To do: The required result is every line of the records that includes "nurse".

Exercise data:
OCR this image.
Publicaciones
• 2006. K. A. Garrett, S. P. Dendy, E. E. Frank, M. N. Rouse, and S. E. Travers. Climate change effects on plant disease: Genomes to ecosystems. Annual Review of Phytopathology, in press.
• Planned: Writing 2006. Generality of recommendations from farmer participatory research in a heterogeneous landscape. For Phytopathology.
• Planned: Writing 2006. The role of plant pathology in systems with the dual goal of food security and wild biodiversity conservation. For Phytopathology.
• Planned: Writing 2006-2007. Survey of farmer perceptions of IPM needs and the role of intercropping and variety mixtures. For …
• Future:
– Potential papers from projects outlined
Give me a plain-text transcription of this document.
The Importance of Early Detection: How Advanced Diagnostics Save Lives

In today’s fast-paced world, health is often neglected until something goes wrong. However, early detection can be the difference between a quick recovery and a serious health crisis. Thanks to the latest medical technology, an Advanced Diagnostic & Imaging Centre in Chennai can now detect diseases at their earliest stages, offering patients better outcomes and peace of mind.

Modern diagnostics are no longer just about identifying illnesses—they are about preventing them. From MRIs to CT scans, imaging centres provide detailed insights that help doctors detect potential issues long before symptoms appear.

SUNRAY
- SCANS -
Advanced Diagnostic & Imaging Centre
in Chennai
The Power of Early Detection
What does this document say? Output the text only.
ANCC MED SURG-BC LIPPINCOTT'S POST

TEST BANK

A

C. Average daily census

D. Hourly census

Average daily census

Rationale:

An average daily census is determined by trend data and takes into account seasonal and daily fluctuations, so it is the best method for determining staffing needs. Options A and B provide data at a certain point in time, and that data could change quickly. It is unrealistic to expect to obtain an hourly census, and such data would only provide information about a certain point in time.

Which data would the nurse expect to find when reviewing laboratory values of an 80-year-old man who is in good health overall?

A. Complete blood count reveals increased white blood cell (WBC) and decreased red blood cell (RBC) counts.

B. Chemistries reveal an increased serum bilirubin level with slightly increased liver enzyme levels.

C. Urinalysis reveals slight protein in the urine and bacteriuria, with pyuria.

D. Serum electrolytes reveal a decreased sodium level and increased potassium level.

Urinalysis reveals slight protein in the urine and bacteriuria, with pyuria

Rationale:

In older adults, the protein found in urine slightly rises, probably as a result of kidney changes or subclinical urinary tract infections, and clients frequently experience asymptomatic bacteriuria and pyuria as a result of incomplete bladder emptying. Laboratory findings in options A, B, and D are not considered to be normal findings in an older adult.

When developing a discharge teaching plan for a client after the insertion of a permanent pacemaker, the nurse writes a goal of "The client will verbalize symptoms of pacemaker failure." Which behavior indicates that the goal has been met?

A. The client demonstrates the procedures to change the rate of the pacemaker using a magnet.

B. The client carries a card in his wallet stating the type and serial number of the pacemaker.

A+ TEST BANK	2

Your solution:
Which data would the nurse expect to find when reviewing laboratory values of an 80-year-old man who is in good health overall?
When developing a discharge teaching plan for a client after the insertion of a permanent pacemaker, the nurse writes a goal of "The client will verbalize symptoms of pacemaker failure." Which behavior indicates that the goal has been met?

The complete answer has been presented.